Your instructions :: Omit images. Retype all entries verbatim.

Data listing ::
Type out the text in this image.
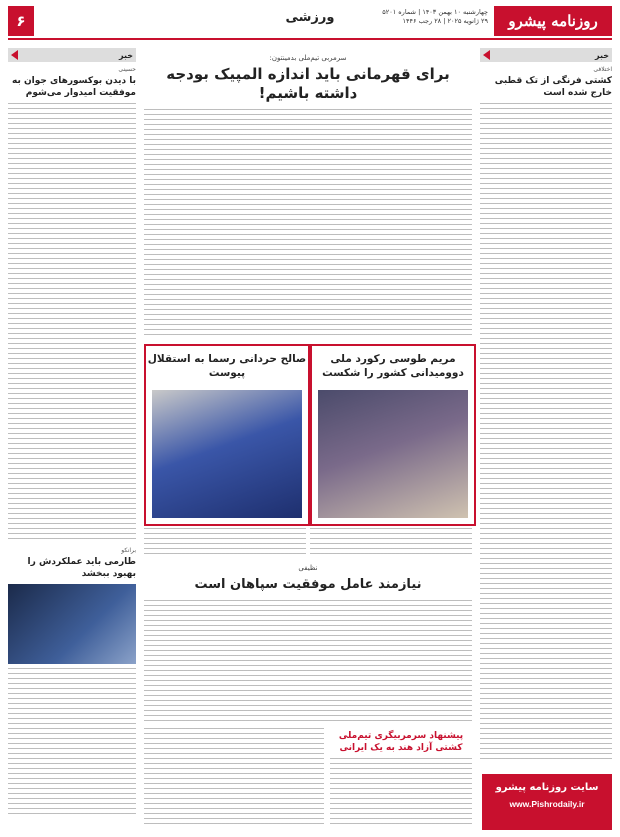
روزنامه پیشرو
چهارشنبه ۱۰ بهمن ۱۴۰۳ | شماره ۵۲۰۱
۲۹ ژانویه ۲۰۲۵ | ۲۸ رجب ۱۴۴۶
ورزشی
۶
خبر
اختلافی
کشتی فرنگی از تک قطبی خارج شده است
خبر
حسینی
با دیدن بوکسورهای جوان به موفقیت امیدوار می‌شوم
برانکو
طارمی باید عملکردش را بهبود ببخشد
سرمربی تیم‌ملی بدمینتون:
برای قهرمانی باید اندازه المپیک بودجه داشته باشیم!
مریم طوسی رکورد ملی دوومیدانی کشور را شکست
صالح حردانی رسما به استقلال پیوست
نظیفی
نیازمند عامل موفقیت سپاهان است
پیشنهاد سرمربیگری تیم‌ملی کشتی آزاد هند به یک ایرانی
سایت روزنامه پیشرو
www.Pishrodaily.ir
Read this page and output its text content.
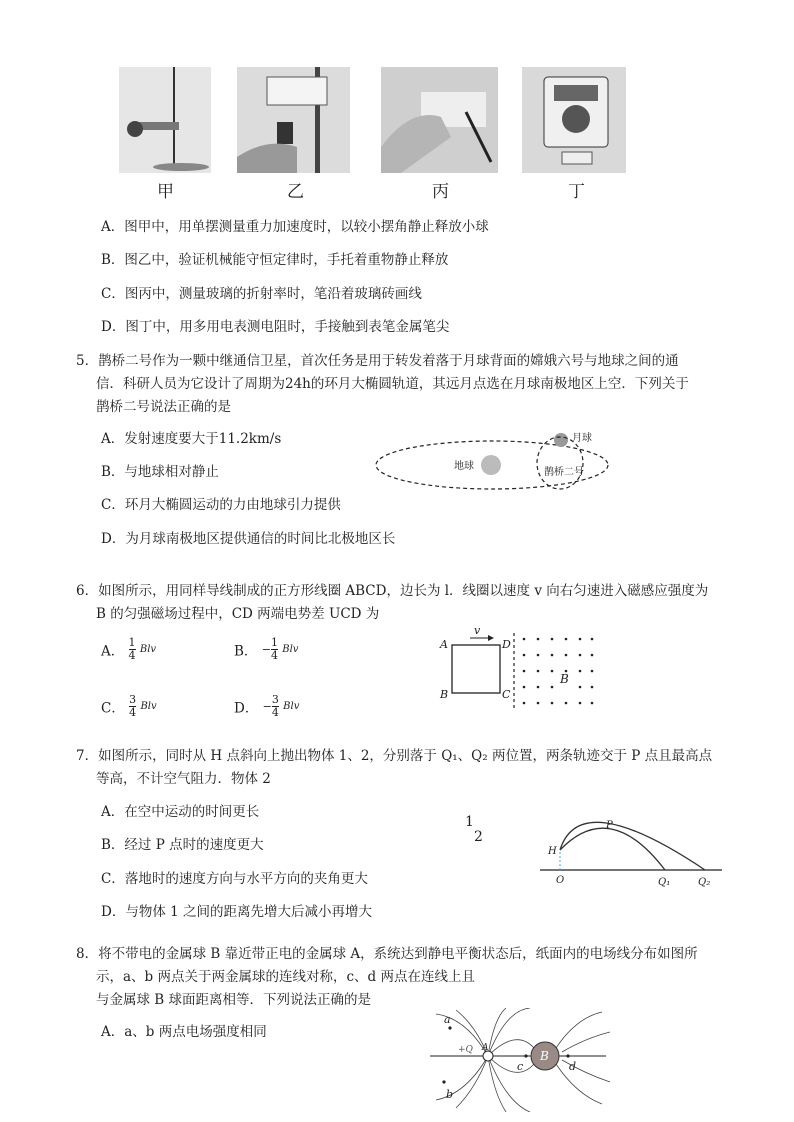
甲	乙	丙	丁
A．图甲中，用单摆测量重力加速度时，以较小摆角静止释放小球
B．图乙中，验证机械能守恒定律时，手托着重物静止释放
C．图丙中，测量玻璃的折射率时，笔沿着玻璃砖画线
D．图丁中，用多用电表测电阻时，手接触到表笔金属笔尖
5．鹊桥二号作为一颗中继通信卫星，首次任务是用于转发着落于月球背面的嫦娥六号与地球之间的通
信．科研人员为它设计了周期为24h的环月大椭圆轨道，其远月点选在月球南极地区上空．下列关于
鹊桥二号说法正确的是
A．发射速度要大于11.2km/s
B．与地球相对静止
C．环月大椭圆运动的力由地球引力提供
D．为月球南极地区提供通信的时间比北极地区长
地球
月球
鹊桥二号
6．如图所示，用同样导线制成的正方形线圈 ABCD，边长为 l．线圈以速度 v 向右匀速进入磁感应强度为
B 的匀强磁场过程中，CD 两端电势差 UCD 为
A． $\frac{1}{4}$ Blv	B． − $\frac{1}{4}$ Blv
C． $\frac{3}{4}$ Blv	D． − $\frac{3}{4}$ Blv
v
A
B	C
D
B
7．如图所示，同时从 H 点斜向上抛出物体 1、2，分别落于 Q₁、Q₂ 两位置，两条轨迹交于 P 点且最高点
等高，不计空气阻力．物体 2
A．在空中运动的时间更长
B．经过 P 点时的速度更大
C．落地时的速度方向与水平方向的夹角更大
D．与物体 1 之间的距离先增大后减小再增大
1
2
H
P
O	Q₁	Q₂
8．将不带电的金属球 B 靠近带正电的金属球 A，系统达到静电平衡状态后，纸面内的电场线分布如图所
示，a、b 两点关于两金属球的连线对称，c、d 两点在连线上且
与金属球 B 球面距离相等．下列说法正确的是
A．a、b 两点电场强度相同
a
b
c	d
+Q A
B
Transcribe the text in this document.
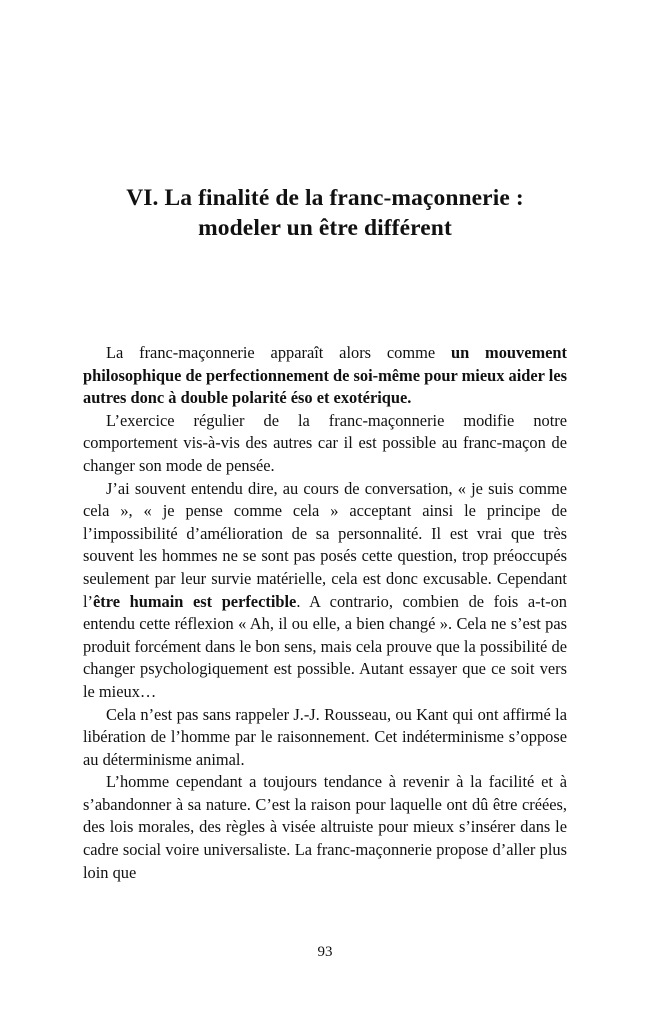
VI. La finalité de la franc-maçonnerie :
modeler un être différent

La franc-maçonnerie apparaît alors comme un mouvement philosophique de perfectionnement de soi-même pour mieux aider les autres donc à double polarité éso et exotérique.

L’exercice régulier de la franc-maçonnerie modifie notre comportement vis-à-vis des autres car il est possible au franc-maçon de changer son mode de pensée.

J’ai souvent entendu dire, au cours de conversation, « je suis comme cela », « je pense comme cela » acceptant ainsi le principe de l’impossibilité d’amélioration de sa personnalité. Il est vrai que très souvent les hommes ne se sont pas posés cette question, trop préoccupés seulement par leur survie matérielle, cela est donc excusable. Cependant l’être humain est perfectible. A contrario, combien de fois a-t-on entendu cette réflexion « Ah, il ou elle, a bien changé ». Cela ne s’est pas produit forcément dans le bon sens, mais cela prouve que la possibilité de changer psychologiquement est possible. Autant essayer que ce soit vers le mieux…

Cela n’est pas sans rappeler J.-J. Rousseau, ou Kant qui ont affirmé la libération de l’homme par le raisonnement. Cet indéterminisme s’oppose au déterminisme animal.

L’homme cependant a toujours tendance à revenir à la facilité et à s’abandonner à sa nature. C’est la raison pour laquelle ont dû être créées, des lois morales, des règles à visée altruiste pour mieux s’insérer dans le cadre social voire universaliste. La franc-maçonnerie propose d’aller plus loin que

93
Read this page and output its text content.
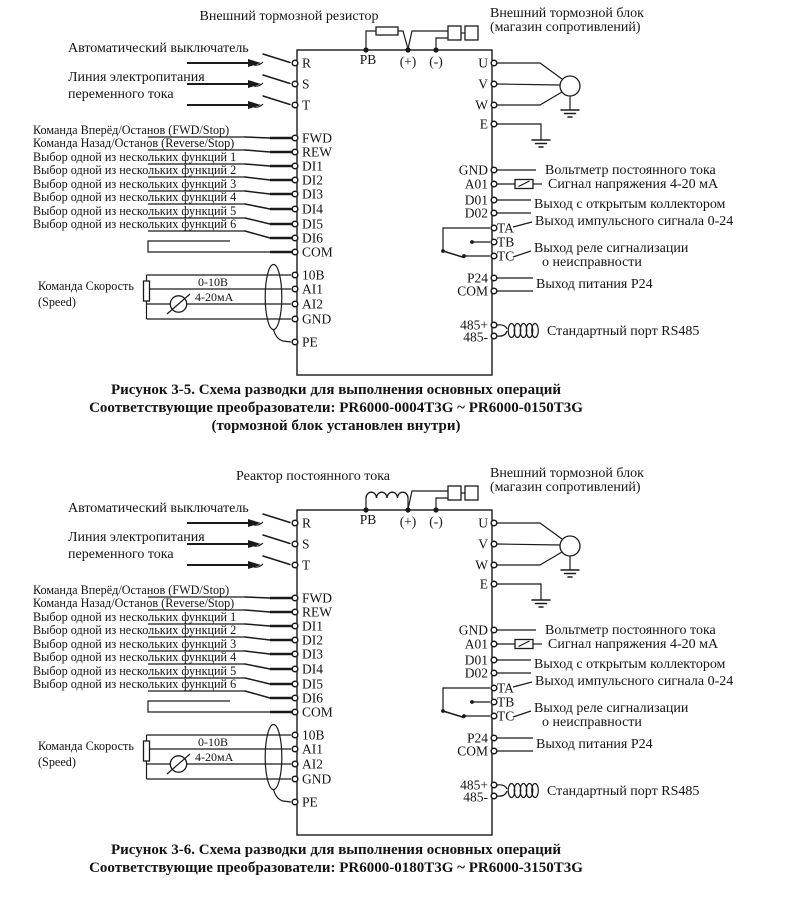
Внешний тормозной резистор
Рисунок 3-5. Схема разводки для выполнения основных операций
Соответствующие преобразователи: PR6000-0004T3G ~ PR6000-0150T3G
(тормозной блок установлен внутри)
Реактор постоянного тока
Рисунок 3-6. Схема разводки для выполнения основных операций
Соответствующие преобразователи: PR6000-0180T3G ~ PR6000-3150T3G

Finished task ::
Type out the text in this image.
روزنامه پیشرو
چهارشنبه ۱۰ بهمن ۱۴۰۳ | شماره ۵۲۰۱
۲۹ ژانویه ۲۰۲۵ | ۲۸ رجب ۱۴۴۶
ورزشی
۶
خبر
اختلافی
کشتی فرنگی از تک قطبی خارج شده است
خبر
حسینی
با دیدن بوکسورهای جوان به موفقیت امیدوار می‌شوم
برانکو
طارمی باید عملکردش را بهبود ببخشد
سرمربی تیم‌ملی بدمینتون:
برای قهرمانی باید اندازه المپیک بودجه داشته باشیم!
مریم طوسی رکورد ملی دوومیدانی کشور را شکست
صالح حردانی رسما به استقلال پیوست
نظیفی
نیازمند عامل موفقیت سپاهان است
پیشنهاد سرمربیگری تیم‌ملی کشتی آزاد هند به یک ایرانی
سایت روزنامه پیشرو
www.Pishrodaily.ir
Read this page and output its text content.
甲	乙	丙	丁
A．图甲中，用单摆测量重力加速度时，以较小摆角静止释放小球
B．图乙中，验证机械能守恒定律时，手托着重物静止释放
C．图丙中，测量玻璃的折射率时，笔沿着玻璃砖画线
D．图丁中，用多用电表测电阻时，手接触到表笔金属笔尖
5．鹊桥二号作为一颗中继通信卫星，首次任务是用于转发着落于月球背面的嫦娥六号与地球之间的通
信．科研人员为它设计了周期为24h的环月大椭圆轨道，其远月点选在月球南极地区上空．下列关于
鹊桥二号说法正确的是
A．发射速度要大于11.2km/s
B．与地球相对静止
C．环月大椭圆运动的力由地球引力提供
D．为月球南极地区提供通信的时间比北极地区长
地球
月球
鹊桥二号
6．如图所示，用同样导线制成的正方形线圈 ABCD，边长为 l．线圈以速度 v 向右匀速进入磁感应强度为
B 的匀强磁场过程中，CD 两端电势差 UCD 为
A． $\frac{1}{4}$ Blv	B． − $\frac{1}{4}$ Blv
C． $\frac{3}{4}$ Blv	D． − $\frac{3}{4}$ Blv
v
A
B	C
D
B
7．如图所示，同时从 H 点斜向上抛出物体 1、2，分别落于 Q₁、Q₂ 两位置，两条轨迹交于 P 点且最高点
等高，不计空气阻力．物体 2
A．在空中运动的时间更长
B．经过 P 点时的速度更大
C．落地时的速度方向与水平方向的夹角更大
D．与物体 1 之间的距离先增大后减小再增大
1
2
H
P
O	Q₁	Q₂
8．将不带电的金属球 B 靠近带正电的金属球 A，系统达到静电平衡状态后，纸面内的电场线分布如图所
示，a、b 两点关于两金属球的连线对称，c、d 两点在连线上且
与金属球 B 球面距离相等．下列说法正确的是
A．a、b 两点电场强度相同
a
b
c	d
+Q A
B
Transcribe the text in this document.
VI. La finalité de la franc-maçonnerie :
modeler un être différent

La franc-maçonnerie apparaît alors comme un mouvement philosophique de perfectionnement de soi-même pour mieux aider les autres donc à double polarité éso et exotérique.

L’exercice régulier de la franc-maçonnerie modifie notre comportement vis-à-vis des autres car il est possible au franc-maçon de changer son mode de pensée.

J’ai souvent entendu dire, au cours de conversation, « je suis comme cela », « je pense comme cela » acceptant ainsi le principe de l’impossibilité d’amélioration de sa personnalité. Il est vrai que très souvent les hommes ne se sont pas posés cette question, trop préoccupés seulement par leur survie matérielle, cela est donc excusable. Cependant l’être humain est perfectible. A contrario, combien de fois a-t-on entendu cette réflexion « Ah, il ou elle, a bien changé ». Cela ne s’est pas produit forcément dans le bon sens, mais cela prouve que la possibilité de changer psychologiquement est possible. Autant essayer que ce soit vers le mieux…

Cela n’est pas sans rappeler J.-J. Rousseau, ou Kant qui ont affirmé la libération de l’homme par le raisonnement. Cet indéterminisme s’oppose au déterminisme animal.

L’homme cependant a toujours tendance à revenir à la facilité et à s’abandonner à sa nature. C’est la raison pour laquelle ont dû être créées, des lois morales, des règles à visée altruiste pour mieux s’insérer dans le cadre social voire universaliste. La franc-maçonnerie propose d’aller plus loin que

93
Read this page and output its text content.
Внешний тормозной резистор
Рисунок 3-5. Схема разводки для выполнения основных операций
Соответствующие преобразователи: PR6000-0004T3G ~ PR6000-0150T3G
(тормозной блок установлен внутри)
Реактор постоянного тока
Рисунок 3-6. Схема разводки для выполнения основных операций
Соответствующие преобразователи: PR6000-0180T3G ~ PR6000-3150T3G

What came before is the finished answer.